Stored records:
※

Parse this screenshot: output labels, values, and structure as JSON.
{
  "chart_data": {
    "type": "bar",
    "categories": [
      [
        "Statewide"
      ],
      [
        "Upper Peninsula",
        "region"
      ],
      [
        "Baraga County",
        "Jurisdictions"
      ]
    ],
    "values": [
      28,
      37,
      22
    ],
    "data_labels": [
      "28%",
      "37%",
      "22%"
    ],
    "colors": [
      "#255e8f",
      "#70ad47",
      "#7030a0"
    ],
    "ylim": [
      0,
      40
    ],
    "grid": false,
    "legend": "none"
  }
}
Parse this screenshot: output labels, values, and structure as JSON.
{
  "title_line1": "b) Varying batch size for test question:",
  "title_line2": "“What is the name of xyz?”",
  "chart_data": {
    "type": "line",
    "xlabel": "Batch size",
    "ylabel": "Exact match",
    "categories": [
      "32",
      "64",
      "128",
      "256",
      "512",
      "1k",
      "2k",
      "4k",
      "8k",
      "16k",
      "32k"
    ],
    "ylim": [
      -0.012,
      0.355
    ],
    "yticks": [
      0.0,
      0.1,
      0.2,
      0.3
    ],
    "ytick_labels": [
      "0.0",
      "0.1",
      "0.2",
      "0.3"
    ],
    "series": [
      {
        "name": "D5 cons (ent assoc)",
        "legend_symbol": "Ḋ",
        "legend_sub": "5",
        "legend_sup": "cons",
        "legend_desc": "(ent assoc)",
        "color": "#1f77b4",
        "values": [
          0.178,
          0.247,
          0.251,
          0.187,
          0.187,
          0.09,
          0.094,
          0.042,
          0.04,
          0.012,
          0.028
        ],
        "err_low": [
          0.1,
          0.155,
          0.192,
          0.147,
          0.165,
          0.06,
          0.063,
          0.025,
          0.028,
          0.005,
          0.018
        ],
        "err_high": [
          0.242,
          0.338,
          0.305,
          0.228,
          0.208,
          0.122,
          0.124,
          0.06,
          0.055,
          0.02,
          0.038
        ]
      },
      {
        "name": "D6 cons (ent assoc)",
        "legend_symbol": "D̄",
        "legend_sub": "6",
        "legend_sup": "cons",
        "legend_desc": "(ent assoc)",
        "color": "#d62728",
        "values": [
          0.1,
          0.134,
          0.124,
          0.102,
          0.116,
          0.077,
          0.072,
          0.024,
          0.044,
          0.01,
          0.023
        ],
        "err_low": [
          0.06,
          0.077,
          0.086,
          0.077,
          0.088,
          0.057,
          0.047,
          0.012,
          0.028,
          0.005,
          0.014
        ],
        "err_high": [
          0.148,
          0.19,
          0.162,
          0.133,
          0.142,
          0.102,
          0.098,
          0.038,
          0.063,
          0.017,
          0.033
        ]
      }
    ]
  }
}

※

What you are asked to do:
Each record above should be restated word for word.

Correct result:
Parse this screenshot: output labels, values, and structure as JSON.
{
  "chart_data": {
    "type": "bar",
    "categories": [
      [
        "Statewide"
      ],
      [
        "Upper Peninsula",
        "region"
      ],
      [
        "Baraga County",
        "Jurisdictions"
      ]
    ],
    "values": [
      28,
      37,
      22
    ],
    "data_labels": [
      "28%",
      "37%",
      "22%"
    ],
    "colors": [
      "#255e8f",
      "#70ad47",
      "#7030a0"
    ],
    "ylim": [
      0,
      40
    ],
    "grid": false,
    "legend": "none"
  }
}
Parse this screenshot: output labels, values, and structure as JSON.
{
  "title_line1": "b) Varying batch size for test question:",
  "title_line2": "“What is the name of xyz?”",
  "chart_data": {
    "type": "line",
    "xlabel": "Batch size",
    "ylabel": "Exact match",
    "categories": [
      "32",
      "64",
      "128",
      "256",
      "512",
      "1k",
      "2k",
      "4k",
      "8k",
      "16k",
      "32k"
    ],
    "ylim": [
      -0.012,
      0.355
    ],
    "yticks": [
      0.0,
      0.1,
      0.2,
      0.3
    ],
    "ytick_labels": [
      "0.0",
      "0.1",
      "0.2",
      "0.3"
    ],
    "series": [
      {
        "name": "D5 cons (ent assoc)",
        "legend_symbol": "Ḋ",
        "legend_sub": "5",
        "legend_sup": "cons",
        "legend_desc": "(ent assoc)",
        "color": "#1f77b4",
        "values": [
          0.178,
          0.247,
          0.251,
          0.187,
          0.187,
          0.09,
          0.094,
          0.042,
          0.04,
          0.012,
          0.028
        ],
        "err_low": [
          0.1,
          0.155,
          0.192,
          0.147,
          0.165,
          0.06,
          0.063,
          0.025,
          0.028,
          0.005,
          0.018
        ],
        "err_high": [
          0.242,
          0.338,
          0.305,
          0.228,
          0.208,
          0.122,
          0.124,
          0.06,
          0.055,
          0.02,
          0.038
        ]
      },
      {
        "name": "D6 cons (ent assoc)",
        "legend_symbol": "D̄",
        "legend_sub": "6",
        "legend_sup": "cons",
        "legend_desc": "(ent assoc)",
        "color": "#d62728",
        "values": [
          0.1,
          0.134,
          0.124,
          0.102,
          0.116,
          0.077,
          0.072,
          0.024,
          0.044,
          0.01,
          0.023
        ],
        "err_low": [
          0.06,
          0.077,
          0.086,
          0.077,
          0.088,
          0.057,
          0.047,
          0.012,
          0.028,
          0.005,
          0.014
        ],
        "err_high": [
          0.148,
          0.19,
          0.162,
          0.133,
          0.142,
          0.102,
          0.098,
          0.038,
          0.063,
          0.017,
          0.033
        ]
      }
    ]
  }
}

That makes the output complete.